**Your goal**
What lines of the data below hold "elements"? Show them.

**Given data**
== Segment start ==

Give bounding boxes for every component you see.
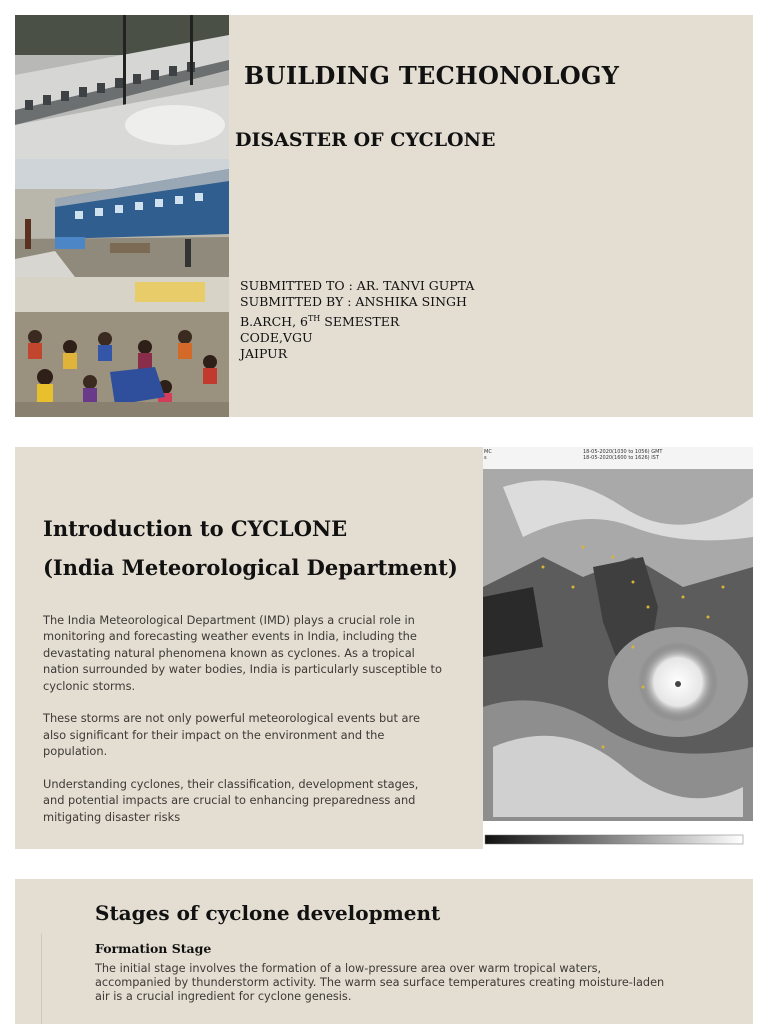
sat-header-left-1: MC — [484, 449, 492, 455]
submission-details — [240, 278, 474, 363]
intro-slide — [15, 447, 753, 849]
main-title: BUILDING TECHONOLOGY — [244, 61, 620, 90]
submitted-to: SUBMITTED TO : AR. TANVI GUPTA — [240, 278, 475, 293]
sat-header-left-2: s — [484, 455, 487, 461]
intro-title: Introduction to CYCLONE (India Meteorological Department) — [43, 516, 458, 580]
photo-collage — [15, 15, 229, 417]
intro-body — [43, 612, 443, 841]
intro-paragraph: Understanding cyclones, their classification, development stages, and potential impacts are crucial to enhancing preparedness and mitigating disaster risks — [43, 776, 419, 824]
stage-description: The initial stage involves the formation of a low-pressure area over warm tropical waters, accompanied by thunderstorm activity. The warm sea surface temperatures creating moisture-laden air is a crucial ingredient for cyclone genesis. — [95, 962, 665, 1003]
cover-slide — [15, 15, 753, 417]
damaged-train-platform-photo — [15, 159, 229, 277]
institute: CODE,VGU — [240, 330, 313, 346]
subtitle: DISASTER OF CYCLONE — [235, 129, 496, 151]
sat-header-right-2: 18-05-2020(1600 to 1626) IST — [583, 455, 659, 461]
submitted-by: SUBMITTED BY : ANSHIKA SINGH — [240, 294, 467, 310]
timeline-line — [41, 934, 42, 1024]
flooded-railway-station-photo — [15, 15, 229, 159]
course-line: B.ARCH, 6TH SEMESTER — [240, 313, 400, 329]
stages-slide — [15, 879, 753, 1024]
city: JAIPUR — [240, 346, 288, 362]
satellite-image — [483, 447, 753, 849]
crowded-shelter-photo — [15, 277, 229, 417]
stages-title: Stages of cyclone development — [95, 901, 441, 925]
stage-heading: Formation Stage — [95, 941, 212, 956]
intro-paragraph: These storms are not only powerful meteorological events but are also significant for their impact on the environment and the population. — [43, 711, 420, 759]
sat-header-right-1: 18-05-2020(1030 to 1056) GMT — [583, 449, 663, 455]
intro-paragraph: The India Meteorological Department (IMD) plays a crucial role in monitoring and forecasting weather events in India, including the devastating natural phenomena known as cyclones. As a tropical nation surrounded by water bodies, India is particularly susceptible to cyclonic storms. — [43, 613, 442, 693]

== Segment end ==
== Segment start ==

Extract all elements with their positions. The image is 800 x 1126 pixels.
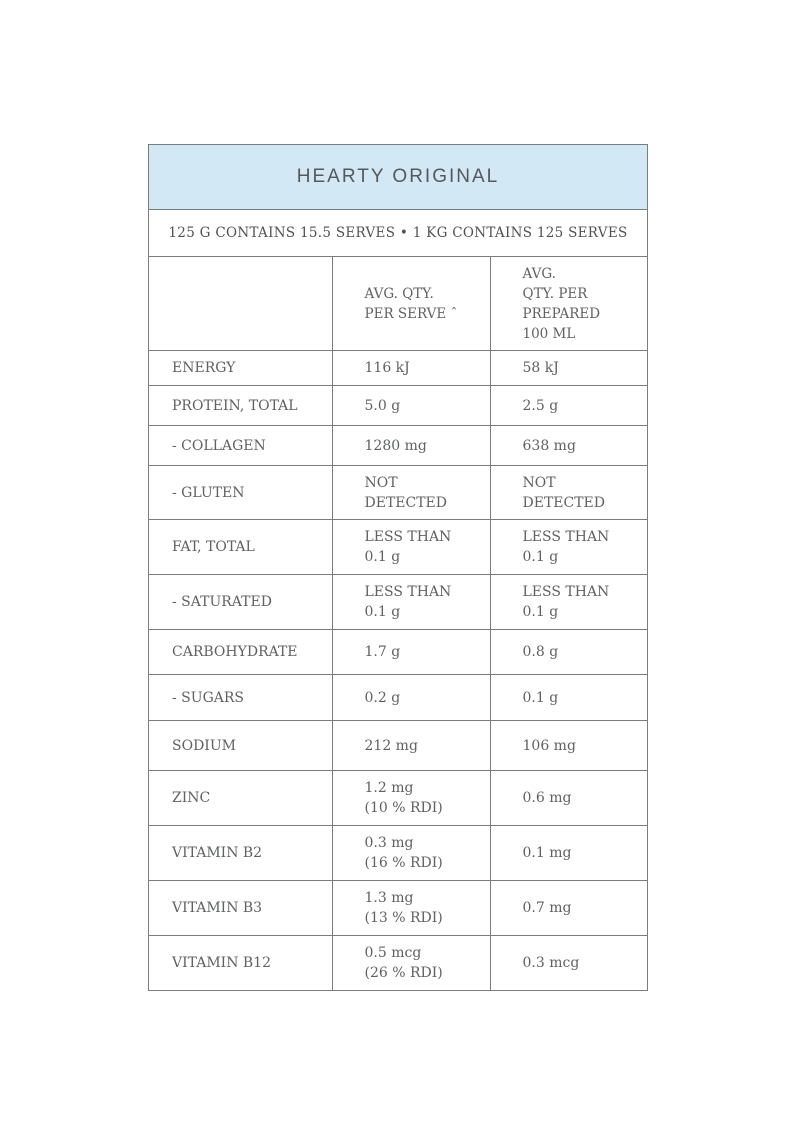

== Segment end ==
== Segment start ==

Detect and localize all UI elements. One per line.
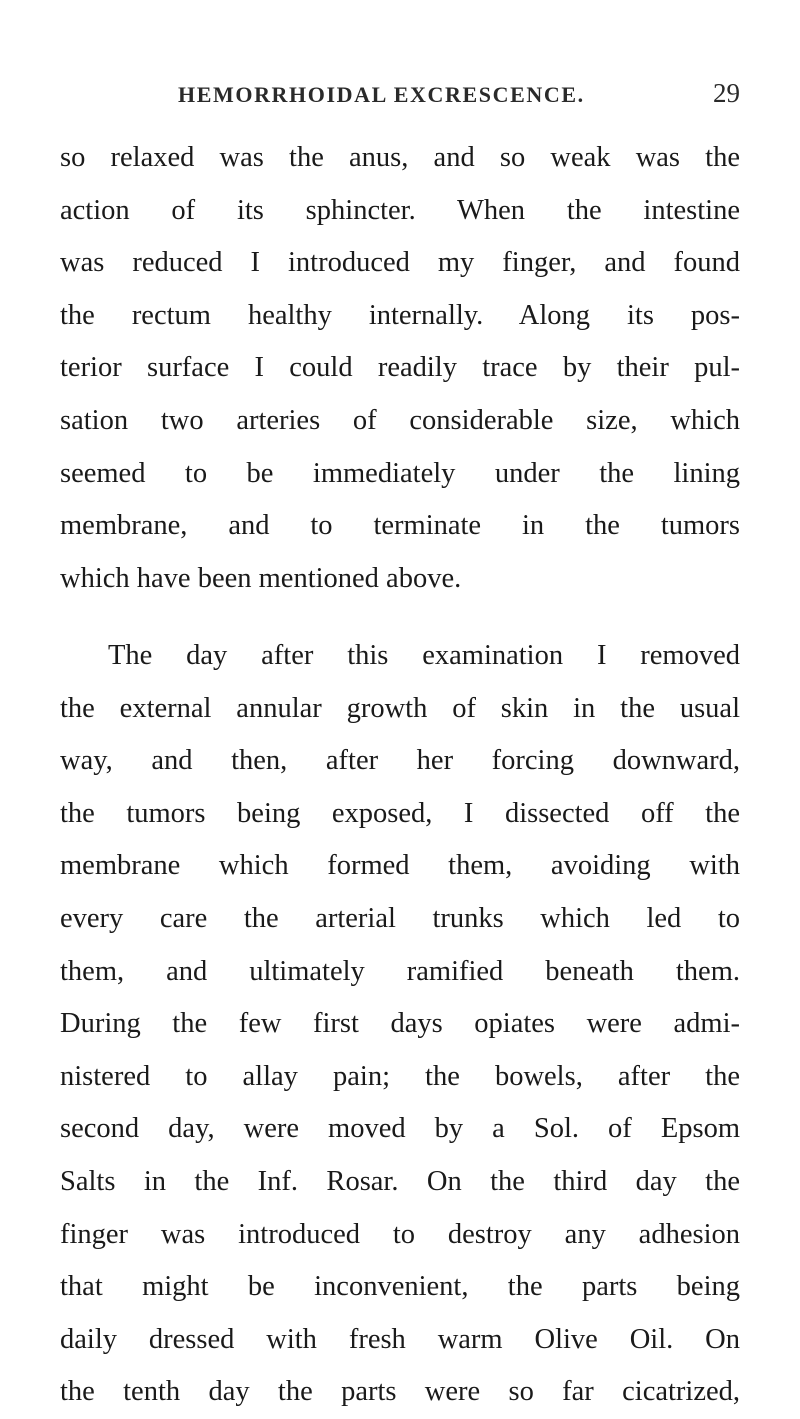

== Segment end ==

**Answer box**
Extract all elements with their positions. The image is 800 x 1126 pixels.
Detect and localize all UI elements. One per line.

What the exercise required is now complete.